WHAT TO PRODUCE -> Exact copies of all the entries below are expected in the answer.

(Records from a data collection)
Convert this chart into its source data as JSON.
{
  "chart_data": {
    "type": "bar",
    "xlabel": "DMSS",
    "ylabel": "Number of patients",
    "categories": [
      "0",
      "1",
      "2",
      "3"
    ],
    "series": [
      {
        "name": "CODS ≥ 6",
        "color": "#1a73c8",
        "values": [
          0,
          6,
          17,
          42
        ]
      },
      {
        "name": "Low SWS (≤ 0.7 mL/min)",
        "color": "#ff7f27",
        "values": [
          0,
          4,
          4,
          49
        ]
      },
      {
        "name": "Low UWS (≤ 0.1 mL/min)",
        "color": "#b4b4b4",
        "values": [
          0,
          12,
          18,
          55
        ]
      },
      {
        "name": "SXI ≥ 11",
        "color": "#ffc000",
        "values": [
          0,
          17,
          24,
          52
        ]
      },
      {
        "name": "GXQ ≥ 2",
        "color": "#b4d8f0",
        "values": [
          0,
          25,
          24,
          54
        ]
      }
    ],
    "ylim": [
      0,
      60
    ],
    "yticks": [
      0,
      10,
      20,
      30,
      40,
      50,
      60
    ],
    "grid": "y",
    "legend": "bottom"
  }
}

SOLUTION FOR THIS PROBLEM ->
Convert this chart into its source data as JSON.
{
  "chart_data": {
    "type": "bar",
    "xlabel": "DMSS",
    "ylabel": "Number of patients",
    "categories": [
      "0",
      "1",
      "2",
      "3"
    ],
    "series": [
      {
        "name": "CODS ≥ 6",
        "color": "#1a73c8",
        "values": [
          0,
          6,
          17,
          42
        ]
      },
      {
        "name": "Low SWS (≤ 0.7 mL/min)",
        "color": "#ff7f27",
        "values": [
          0,
          4,
          4,
          49
        ]
      },
      {
        "name": "Low UWS (≤ 0.1 mL/min)",
        "color": "#b4b4b4",
        "values": [
          0,
          12,
          18,
          55
        ]
      },
      {
        "name": "SXI ≥ 11",
        "color": "#ffc000",
        "values": [
          0,
          17,
          24,
          52
        ]
      },
      {
        "name": "GXQ ≥ 2",
        "color": "#b4d8f0",
        "values": [
          0,
          25,
          24,
          54
        ]
      }
    ],
    "ylim": [
      0,
      60
    ],
    "yticks": [
      0,
      10,
      20,
      30,
      40,
      50,
      60
    ],
    "grid": "y",
    "legend": "bottom"
  }
}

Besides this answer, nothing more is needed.